* Exercise task:
Keep the pictures out of the copy and print all the entries below exactly.

* Information given:
------------------------------

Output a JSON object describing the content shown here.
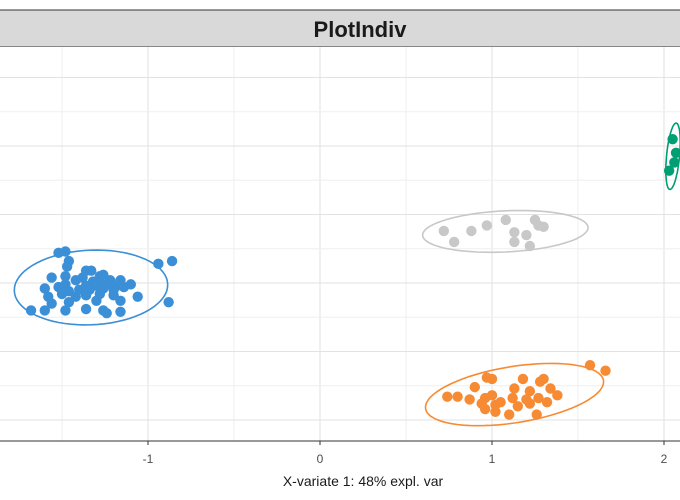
{
  "chart_data": {
    "type": "scatter",
    "title": "PlotIndiv",
    "xlabel": "X-variate 1: 48% expl. var",
    "ylabel": "",
    "xlim": [
      -1.85,
      2.08
    ],
    "ylim": [
      -1.18,
      1.2
    ],
    "x_ticks": [
      -1,
      0,
      1,
      2
    ],
    "x_tick_labels": [
      "-1",
      "0",
      "1",
      "2"
    ],
    "grid": true,
    "series": [
      {
        "color": "#3a8fd6",
        "points": [
          [
            -1.46,
            0.16
          ],
          [
            -1.47,
            0.12
          ],
          [
            -1.36,
            0.09
          ],
          [
            -1.33,
            0.09
          ],
          [
            -1.56,
            0.04
          ],
          [
            -1.48,
            0.05
          ],
          [
            -1.38,
            0.04
          ],
          [
            -1.28,
            0.05
          ],
          [
            -1.26,
            0.06
          ],
          [
            -1.42,
            0.02
          ],
          [
            -1.32,
            0.01
          ],
          [
            -1.28,
            0.0
          ],
          [
            -1.22,
            0.02
          ],
          [
            -1.16,
            0.02
          ],
          [
            -1.48,
            -0.01
          ],
          [
            -1.36,
            -0.02
          ],
          [
            -1.3,
            -0.02
          ],
          [
            -1.24,
            -0.01
          ],
          [
            -1.18,
            -0.02
          ],
          [
            -1.1,
            -0.01
          ],
          [
            -1.6,
            -0.04
          ],
          [
            -1.52,
            -0.03
          ],
          [
            -1.46,
            -0.06
          ],
          [
            -1.4,
            -0.05
          ],
          [
            -1.34,
            -0.05
          ],
          [
            -1.26,
            -0.04
          ],
          [
            -1.2,
            -0.05
          ],
          [
            -1.14,
            -0.03
          ],
          [
            -1.58,
            -0.1
          ],
          [
            -1.5,
            -0.08
          ],
          [
            -1.42,
            -0.1
          ],
          [
            -1.36,
            -0.09
          ],
          [
            -1.28,
            -0.08
          ],
          [
            -1.2,
            -0.09
          ],
          [
            -1.3,
            -0.13
          ],
          [
            -1.56,
            -0.15
          ],
          [
            -1.46,
            -0.14
          ],
          [
            -1.16,
            -0.13
          ],
          [
            -1.06,
            -0.1
          ],
          [
            -1.68,
            -0.2
          ],
          [
            -1.6,
            -0.2
          ],
          [
            -1.48,
            -0.2
          ],
          [
            -1.36,
            -0.19
          ],
          [
            -1.26,
            -0.2
          ],
          [
            -1.16,
            -0.21
          ],
          [
            -1.24,
            -0.22
          ],
          [
            -0.86,
            0.16
          ],
          [
            -0.94,
            0.14
          ],
          [
            -0.88,
            -0.14
          ],
          [
            -1.52,
            0.22
          ],
          [
            -1.48,
            0.23
          ]
        ]
      },
      {
        "color": "#c8c8c8",
        "points": [
          [
            0.72,
            0.38
          ],
          [
            0.88,
            0.38
          ],
          [
            0.97,
            0.42
          ],
          [
            1.08,
            0.46
          ],
          [
            1.25,
            0.46
          ],
          [
            1.27,
            0.42
          ],
          [
            1.3,
            0.41
          ],
          [
            1.13,
            0.37
          ],
          [
            1.2,
            0.35
          ],
          [
            0.78,
            0.3
          ],
          [
            1.13,
            0.3
          ],
          [
            1.22,
            0.27
          ]
        ]
      },
      {
        "color": "#f68b33",
        "points": [
          [
            0.97,
            -0.69
          ],
          [
            1.0,
            -0.7
          ],
          [
            1.18,
            -0.7
          ],
          [
            1.3,
            -0.7
          ],
          [
            1.28,
            -0.72
          ],
          [
            0.9,
            -0.76
          ],
          [
            1.13,
            -0.77
          ],
          [
            1.22,
            -0.79
          ],
          [
            1.34,
            -0.77
          ],
          [
            0.8,
            -0.83
          ],
          [
            0.87,
            -0.85
          ],
          [
            0.96,
            -0.84
          ],
          [
            1.0,
            -0.82
          ],
          [
            1.12,
            -0.84
          ],
          [
            1.2,
            -0.85
          ],
          [
            1.27,
            -0.84
          ],
          [
            1.38,
            -0.82
          ],
          [
            0.94,
            -0.88
          ],
          [
            1.02,
            -0.89
          ],
          [
            1.15,
            -0.9
          ],
          [
            1.22,
            -0.88
          ],
          [
            1.32,
            -0.87
          ],
          [
            0.96,
            -0.92
          ],
          [
            1.02,
            -0.94
          ],
          [
            1.1,
            -0.96
          ],
          [
            1.26,
            -0.96
          ],
          [
            0.74,
            -0.83
          ],
          [
            1.57,
            -0.6
          ],
          [
            1.66,
            -0.64
          ],
          [
            1.05,
            -0.87
          ]
        ]
      },
      {
        "color": "#009e73",
        "points": [
          [
            2.05,
            1.05
          ],
          [
            2.07,
            0.95
          ],
          [
            2.03,
            0.82
          ],
          [
            2.06,
            0.88
          ]
        ]
      }
    ]
  }
}
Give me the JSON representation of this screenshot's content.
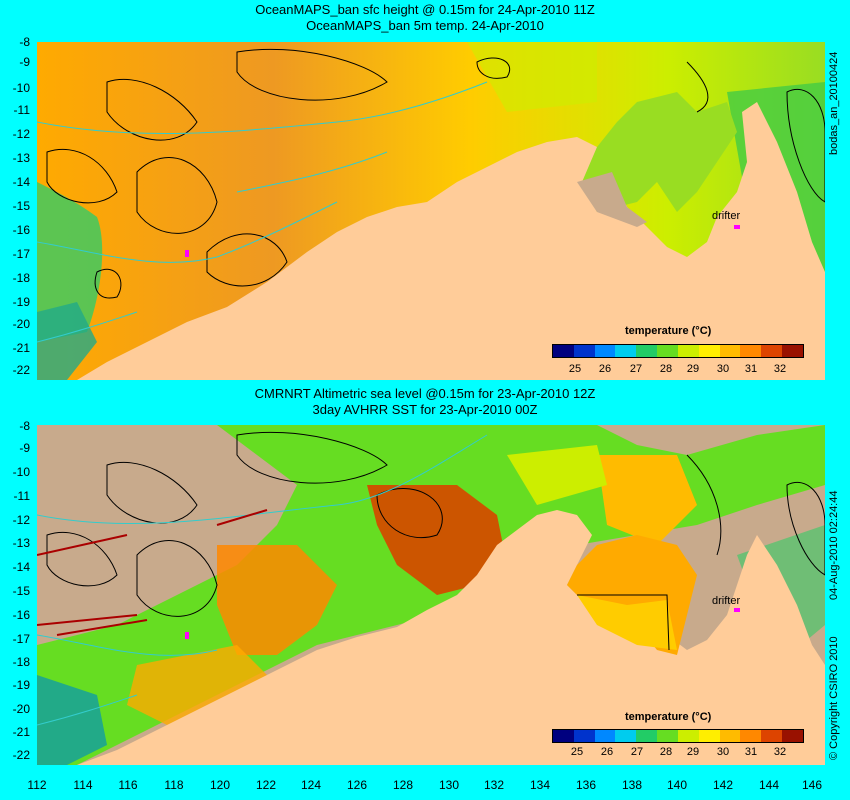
{
  "top_panel": {
    "title_line1": "OceanMAPS_ban sfc height @ 0.15m for 24-Apr-2010 11Z",
    "title_line2": "OceanMAPS_ban 5m temp. 24-Apr-2010",
    "side_label": "bodas_an_20100424",
    "drifter_label": "drifter",
    "legend_title": "temperature (°C)"
  },
  "bottom_panel": {
    "title_line1": "CMRNRT Altimetric sea level  @0.15m  for 23-Apr-2010 12Z",
    "title_line2": "3day AVHRR SST for 23-Apr-2010 00Z",
    "side_label": "04-Aug-2010 02:24:44",
    "copyright": "© Copyright CSIRO 2010",
    "drifter_label": "drifter",
    "legend_title": "temperature (°C)"
  },
  "axes": {
    "y_ticks": [
      "-8",
      "-9",
      "-10",
      "-11",
      "-12",
      "-13",
      "-14",
      "-15",
      "-16",
      "-17",
      "-18",
      "-19",
      "-20",
      "-21",
      "-22"
    ],
    "x_ticks": [
      "112",
      "114",
      "116",
      "118",
      "120",
      "122",
      "124",
      "126",
      "128",
      "130",
      "132",
      "134",
      "136",
      "138",
      "140",
      "142",
      "144",
      "146"
    ]
  },
  "legend": {
    "labels": [
      "25",
      "26",
      "27",
      "28",
      "29",
      "30",
      "31",
      "32"
    ],
    "colors": [
      "#00007f",
      "#0033cc",
      "#0088ff",
      "#00ccee",
      "#22cc66",
      "#66dd22",
      "#ccee00",
      "#ffee00",
      "#ffbb00",
      "#ff8800",
      "#dd4400",
      "#991100"
    ]
  },
  "colors": {
    "background": "#00ffff",
    "land": "#ffcc99",
    "no_data": "#c8aa8c",
    "contour": "#000000",
    "isobath": "#33cccc",
    "drifter": "#ff00ff"
  }
}
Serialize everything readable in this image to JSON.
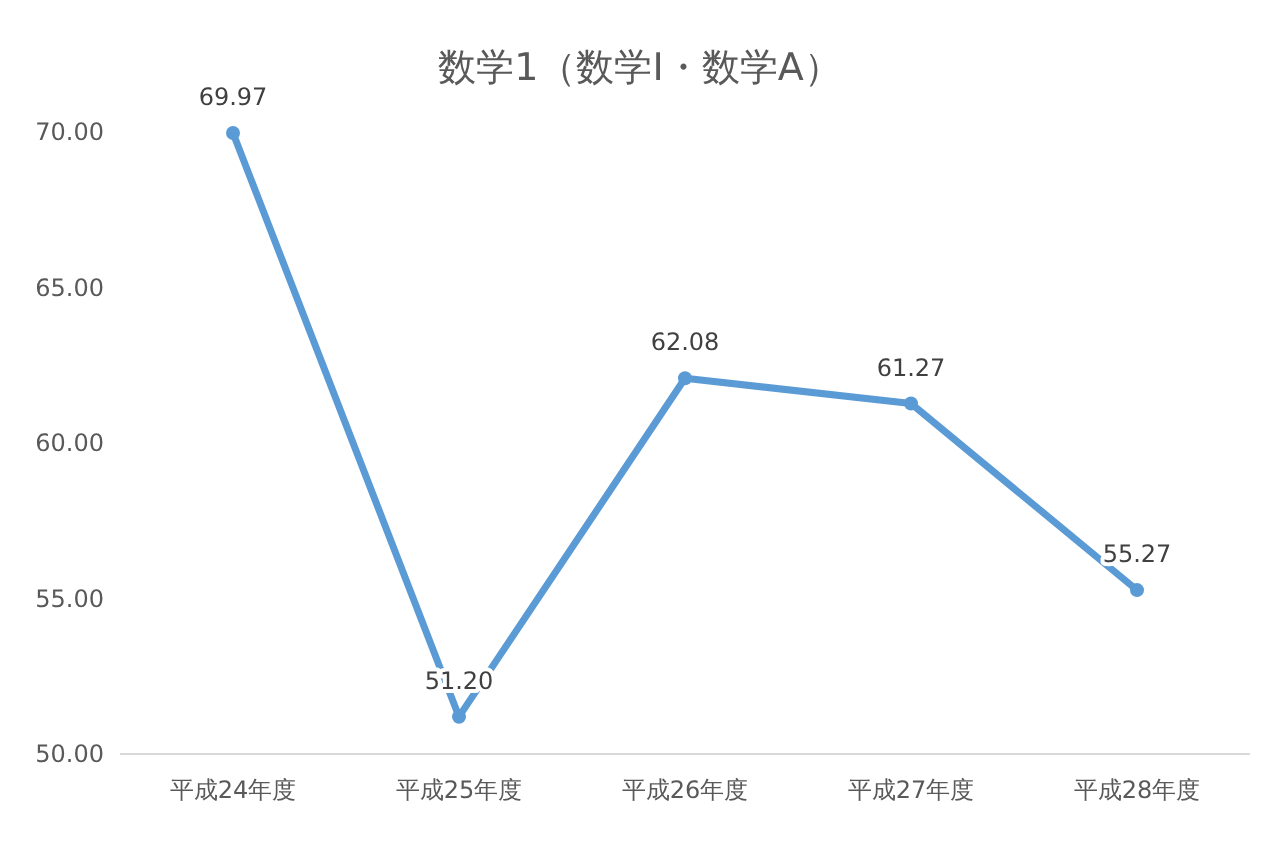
{
  "chart_data": {
    "type": "line",
    "title": "数学1（数学I・数学A）",
    "categories": [
      "平成24年度",
      "平成25年度",
      "平成26年度",
      "平成27年度",
      "平成28年度"
    ],
    "values": [
      69.97,
      51.2,
      62.08,
      61.27,
      55.27
    ],
    "value_labels": [
      "69.97",
      "51.20",
      "62.08",
      "61.27",
      "55.27"
    ],
    "color": "#5b9bd5",
    "marker": "circle",
    "ylim": [
      50,
      70
    ],
    "yticks": [
      {
        "value": 50,
        "label": "50.00"
      },
      {
        "value": 55,
        "label": "55.00"
      },
      {
        "value": 60,
        "label": "60.00"
      },
      {
        "value": 65,
        "label": "65.00"
      },
      {
        "value": 70,
        "label": "70.00"
      }
    ]
  }
}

------------------------------

* Solution:
Output a JSON object describing the content shown here.
{
  "chart_data": {
    "type": "scatter",
    "title": "PlotIndiv",
    "xlabel": "X-variate 1: 48% expl. var",
    "ylabel": "",
    "xlim": [
      -1.85,
      2.08
    ],
    "ylim": [
      -1.18,
      1.2
    ],
    "x_ticks": [
      -1,
      0,
      1,
      2
    ],
    "x_tick_labels": [
      "-1",
      "0",
      "1",
      "2"
    ],
    "grid": true,
    "series": [
      {
        "color": "#3a8fd6",
        "points": [
          [
            -1.46,
            0.16
          ],
          [
            -1.47,
            0.12
          ],
          [
            -1.36,
            0.09
          ],
          [
            -1.33,
            0.09
          ],
          [
            -1.56,
            0.04
          ],
          [
            -1.48,
            0.05
          ],
          [
            -1.38,
            0.04
          ],
          [
            -1.28,
            0.05
          ],
          [
            -1.26,
            0.06
          ],
          [
            -1.42,
            0.02
          ],
          [
            -1.32,
            0.01
          ],
          [
            -1.28,
            0.0
          ],
          [
            -1.22,
            0.02
          ],
          [
            -1.16,
            0.02
          ],
          [
            -1.48,
            -0.01
          ],
          [
            -1.36,
            -0.02
          ],
          [
            -1.3,
            -0.02
          ],
          [
            -1.24,
            -0.01
          ],
          [
            -1.18,
            -0.02
          ],
          [
            -1.1,
            -0.01
          ],
          [
            -1.6,
            -0.04
          ],
          [
            -1.52,
            -0.03
          ],
          [
            -1.46,
            -0.06
          ],
          [
            -1.4,
            -0.05
          ],
          [
            -1.34,
            -0.05
          ],
          [
            -1.26,
            -0.04
          ],
          [
            -1.2,
            -0.05
          ],
          [
            -1.14,
            -0.03
          ],
          [
            -1.58,
            -0.1
          ],
          [
            -1.5,
            -0.08
          ],
          [
            -1.42,
            -0.1
          ],
          [
            -1.36,
            -0.09
          ],
          [
            -1.28,
            -0.08
          ],
          [
            -1.2,
            -0.09
          ],
          [
            -1.3,
            -0.13
          ],
          [
            -1.56,
            -0.15
          ],
          [
            -1.46,
            -0.14
          ],
          [
            -1.16,
            -0.13
          ],
          [
            -1.06,
            -0.1
          ],
          [
            -1.68,
            -0.2
          ],
          [
            -1.6,
            -0.2
          ],
          [
            -1.48,
            -0.2
          ],
          [
            -1.36,
            -0.19
          ],
          [
            -1.26,
            -0.2
          ],
          [
            -1.16,
            -0.21
          ],
          [
            -1.24,
            -0.22
          ],
          [
            -0.86,
            0.16
          ],
          [
            -0.94,
            0.14
          ],
          [
            -0.88,
            -0.14
          ],
          [
            -1.52,
            0.22
          ],
          [
            -1.48,
            0.23
          ]
        ]
      },
      {
        "color": "#c8c8c8",
        "points": [
          [
            0.72,
            0.38
          ],
          [
            0.88,
            0.38
          ],
          [
            0.97,
            0.42
          ],
          [
            1.08,
            0.46
          ],
          [
            1.25,
            0.46
          ],
          [
            1.27,
            0.42
          ],
          [
            1.3,
            0.41
          ],
          [
            1.13,
            0.37
          ],
          [
            1.2,
            0.35
          ],
          [
            0.78,
            0.3
          ],
          [
            1.13,
            0.3
          ],
          [
            1.22,
            0.27
          ]
        ]
      },
      {
        "color": "#f68b33",
        "points": [
          [
            0.97,
            -0.69
          ],
          [
            1.0,
            -0.7
          ],
          [
            1.18,
            -0.7
          ],
          [
            1.3,
            -0.7
          ],
          [
            1.28,
            -0.72
          ],
          [
            0.9,
            -0.76
          ],
          [
            1.13,
            -0.77
          ],
          [
            1.22,
            -0.79
          ],
          [
            1.34,
            -0.77
          ],
          [
            0.8,
            -0.83
          ],
          [
            0.87,
            -0.85
          ],
          [
            0.96,
            -0.84
          ],
          [
            1.0,
            -0.82
          ],
          [
            1.12,
            -0.84
          ],
          [
            1.2,
            -0.85
          ],
          [
            1.27,
            -0.84
          ],
          [
            1.38,
            -0.82
          ],
          [
            0.94,
            -0.88
          ],
          [
            1.02,
            -0.89
          ],
          [
            1.15,
            -0.9
          ],
          [
            1.22,
            -0.88
          ],
          [
            1.32,
            -0.87
          ],
          [
            0.96,
            -0.92
          ],
          [
            1.02,
            -0.94
          ],
          [
            1.1,
            -0.96
          ],
          [
            1.26,
            -0.96
          ],
          [
            0.74,
            -0.83
          ],
          [
            1.57,
            -0.6
          ],
          [
            1.66,
            -0.64
          ],
          [
            1.05,
            -0.87
          ]
        ]
      },
      {
        "color": "#009e73",
        "points": [
          [
            2.05,
            1.05
          ],
          [
            2.07,
            0.95
          ],
          [
            2.03,
            0.82
          ],
          [
            2.06,
            0.88
          ]
        ]
      }
    ]
  }
}
Give me the JSON representation of this screenshot's content.
{
  "top_panel": {
    "title_line1": "OceanMAPS_ban sfc height @ 0.15m for 24-Apr-2010 11Z",
    "title_line2": "OceanMAPS_ban 5m temp. 24-Apr-2010",
    "side_label": "bodas_an_20100424",
    "drifter_label": "drifter",
    "legend_title": "temperature (°C)"
  },
  "bottom_panel": {
    "title_line1": "CMRNRT Altimetric sea level  @0.15m  for 23-Apr-2010 12Z",
    "title_line2": "3day AVHRR SST for 23-Apr-2010 00Z",
    "side_label": "04-Aug-2010 02:24:44",
    "copyright": "© Copyright CSIRO 2010",
    "drifter_label": "drifter",
    "legend_title": "temperature (°C)"
  },
  "axes": {
    "y_ticks": [
      "-8",
      "-9",
      "-10",
      "-11",
      "-12",
      "-13",
      "-14",
      "-15",
      "-16",
      "-17",
      "-18",
      "-19",
      "-20",
      "-21",
      "-22"
    ],
    "x_ticks": [
      "112",
      "114",
      "116",
      "118",
      "120",
      "122",
      "124",
      "126",
      "128",
      "130",
      "132",
      "134",
      "136",
      "138",
      "140",
      "142",
      "144",
      "146"
    ]
  },
  "legend": {
    "labels": [
      "25",
      "26",
      "27",
      "28",
      "29",
      "30",
      "31",
      "32"
    ],
    "colors": [
      "#00007f",
      "#0033cc",
      "#0088ff",
      "#00ccee",
      "#22cc66",
      "#66dd22",
      "#ccee00",
      "#ffee00",
      "#ffbb00",
      "#ff8800",
      "#dd4400",
      "#991100"
    ]
  },
  "colors": {
    "background": "#00ffff",
    "land": "#ffcc99",
    "no_data": "#c8aa8c",
    "contour": "#000000",
    "isobath": "#33cccc",
    "drifter": "#ff00ff"
  }
}
Serialize everything readable in this image to JSON.
{
  "chart_data": {
    "type": "line",
    "title": "数学1（数学I・数学A）",
    "categories": [
      "平成24年度",
      "平成25年度",
      "平成26年度",
      "平成27年度",
      "平成28年度"
    ],
    "values": [
      69.97,
      51.2,
      62.08,
      61.27,
      55.27
    ],
    "value_labels": [
      "69.97",
      "51.20",
      "62.08",
      "61.27",
      "55.27"
    ],
    "color": "#5b9bd5",
    "marker": "circle",
    "ylim": [
      50,
      70
    ],
    "yticks": [
      {
        "value": 50,
        "label": "50.00"
      },
      {
        "value": 55,
        "label": "55.00"
      },
      {
        "value": 60,
        "label": "60.00"
      },
      {
        "value": 65,
        "label": "65.00"
      },
      {
        "value": 70,
        "label": "70.00"
      }
    ]
  }
}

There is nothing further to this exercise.